---- SUPPLIED ENTRIES

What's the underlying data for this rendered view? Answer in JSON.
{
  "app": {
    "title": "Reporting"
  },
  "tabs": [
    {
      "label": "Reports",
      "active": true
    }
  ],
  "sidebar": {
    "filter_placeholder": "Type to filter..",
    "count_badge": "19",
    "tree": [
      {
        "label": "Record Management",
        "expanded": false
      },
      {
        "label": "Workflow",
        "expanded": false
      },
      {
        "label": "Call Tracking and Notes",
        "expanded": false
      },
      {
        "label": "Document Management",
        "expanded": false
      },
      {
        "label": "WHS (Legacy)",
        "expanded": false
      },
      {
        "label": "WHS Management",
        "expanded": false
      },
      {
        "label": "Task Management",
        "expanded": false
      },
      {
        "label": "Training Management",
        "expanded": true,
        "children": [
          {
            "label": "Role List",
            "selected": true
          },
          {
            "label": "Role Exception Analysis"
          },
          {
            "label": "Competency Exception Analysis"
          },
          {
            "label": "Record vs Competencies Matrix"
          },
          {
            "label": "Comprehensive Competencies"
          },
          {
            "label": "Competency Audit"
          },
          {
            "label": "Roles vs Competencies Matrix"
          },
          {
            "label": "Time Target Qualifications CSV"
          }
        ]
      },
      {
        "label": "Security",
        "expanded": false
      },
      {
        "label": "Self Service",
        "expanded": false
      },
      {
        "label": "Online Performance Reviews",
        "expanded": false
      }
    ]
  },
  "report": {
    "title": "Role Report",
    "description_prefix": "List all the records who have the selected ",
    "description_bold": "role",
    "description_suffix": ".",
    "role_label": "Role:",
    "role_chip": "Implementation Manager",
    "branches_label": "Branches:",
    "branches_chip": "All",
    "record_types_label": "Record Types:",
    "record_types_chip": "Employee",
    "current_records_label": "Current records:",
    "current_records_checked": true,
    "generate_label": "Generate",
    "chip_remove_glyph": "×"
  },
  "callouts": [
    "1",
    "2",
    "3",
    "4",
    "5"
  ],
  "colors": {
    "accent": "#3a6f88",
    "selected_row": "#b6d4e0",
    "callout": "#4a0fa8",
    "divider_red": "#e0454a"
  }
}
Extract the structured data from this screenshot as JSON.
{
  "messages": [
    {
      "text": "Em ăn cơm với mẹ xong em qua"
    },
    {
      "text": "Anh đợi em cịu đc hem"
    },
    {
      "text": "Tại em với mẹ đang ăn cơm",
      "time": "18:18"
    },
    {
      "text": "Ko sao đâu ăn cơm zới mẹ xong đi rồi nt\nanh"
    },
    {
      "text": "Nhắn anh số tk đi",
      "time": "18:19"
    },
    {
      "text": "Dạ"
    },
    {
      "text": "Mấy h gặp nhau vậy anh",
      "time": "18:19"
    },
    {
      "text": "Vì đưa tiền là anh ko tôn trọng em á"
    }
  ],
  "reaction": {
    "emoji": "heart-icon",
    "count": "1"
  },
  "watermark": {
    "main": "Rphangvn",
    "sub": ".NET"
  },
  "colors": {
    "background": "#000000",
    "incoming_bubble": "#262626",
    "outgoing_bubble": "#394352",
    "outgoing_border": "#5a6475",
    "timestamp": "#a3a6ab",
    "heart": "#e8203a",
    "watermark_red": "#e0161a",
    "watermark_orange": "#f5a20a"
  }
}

--------

PROBLEM TO SOLVE: Every entry should be printed again exactly as written.

EXERCISE RESPONSE:
What's the underlying data for this rendered view? Answer in JSON.
{
  "app": {
    "title": "Reporting"
  },
  "tabs": [
    {
      "label": "Reports",
      "active": true
    }
  ],
  "sidebar": {
    "filter_placeholder": "Type to filter..",
    "count_badge": "19",
    "tree": [
      {
        "label": "Record Management",
        "expanded": false
      },
      {
        "label": "Workflow",
        "expanded": false
      },
      {
        "label": "Call Tracking and Notes",
        "expanded": false
      },
      {
        "label": "Document Management",
        "expanded": false
      },
      {
        "label": "WHS (Legacy)",
        "expanded": false
      },
      {
        "label": "WHS Management",
        "expanded": false
      },
      {
        "label": "Task Management",
        "expanded": false
      },
      {
        "label": "Training Management",
        "expanded": true,
        "children": [
          {
            "label": "Role List",
            "selected": true
          },
          {
            "label": "Role Exception Analysis"
          },
          {
            "label": "Competency Exception Analysis"
          },
          {
            "label": "Record vs Competencies Matrix"
          },
          {
            "label": "Comprehensive Competencies"
          },
          {
            "label": "Competency Audit"
          },
          {
            "label": "Roles vs Competencies Matrix"
          },
          {
            "label": "Time Target Qualifications CSV"
          }
        ]
      },
      {
        "label": "Security",
        "expanded": false
      },
      {
        "label": "Self Service",
        "expanded": false
      },
      {
        "label": "Online Performance Reviews",
        "expanded": false
      }
    ]
  },
  "report": {
    "title": "Role Report",
    "description_prefix": "List all the records who have the selected ",
    "description_bold": "role",
    "description_suffix": ".",
    "role_label": "Role:",
    "role_chip": "Implementation Manager",
    "branches_label": "Branches:",
    "branches_chip": "All",
    "record_types_label": "Record Types:",
    "record_types_chip": "Employee",
    "current_records_label": "Current records:",
    "current_records_checked": true,
    "generate_label": "Generate",
    "chip_remove_glyph": "×"
  },
  "callouts": [
    "1",
    "2",
    "3",
    "4",
    "5"
  ],
  "colors": {
    "accent": "#3a6f88",
    "selected_row": "#b6d4e0",
    "callout": "#4a0fa8",
    "divider_red": "#e0454a"
  }
}
Extract the structured data from this screenshot as JSON.
{
  "messages": [
    {
      "text": "Em ăn cơm với mẹ xong em qua"
    },
    {
      "text": "Anh đợi em cịu đc hem"
    },
    {
      "text": "Tại em với mẹ đang ăn cơm",
      "time": "18:18"
    },
    {
      "text": "Ko sao đâu ăn cơm zới mẹ xong đi rồi nt\nanh"
    },
    {
      "text": "Nhắn anh số tk đi",
      "time": "18:19"
    },
    {
      "text": "Dạ"
    },
    {
      "text": "Mấy h gặp nhau vậy anh",
      "time": "18:19"
    },
    {
      "text": "Vì đưa tiền là anh ko tôn trọng em á"
    }
  ],
  "reaction": {
    "emoji": "heart-icon",
    "count": "1"
  },
  "watermark": {
    "main": "Rphangvn",
    "sub": ".NET"
  },
  "colors": {
    "background": "#000000",
    "incoming_bubble": "#262626",
    "outgoing_bubble": "#394352",
    "outgoing_border": "#5a6475",
    "timestamp": "#a3a6ab",
    "heart": "#e8203a",
    "watermark_red": "#e0161a",
    "watermark_orange": "#f5a20a"
  }
}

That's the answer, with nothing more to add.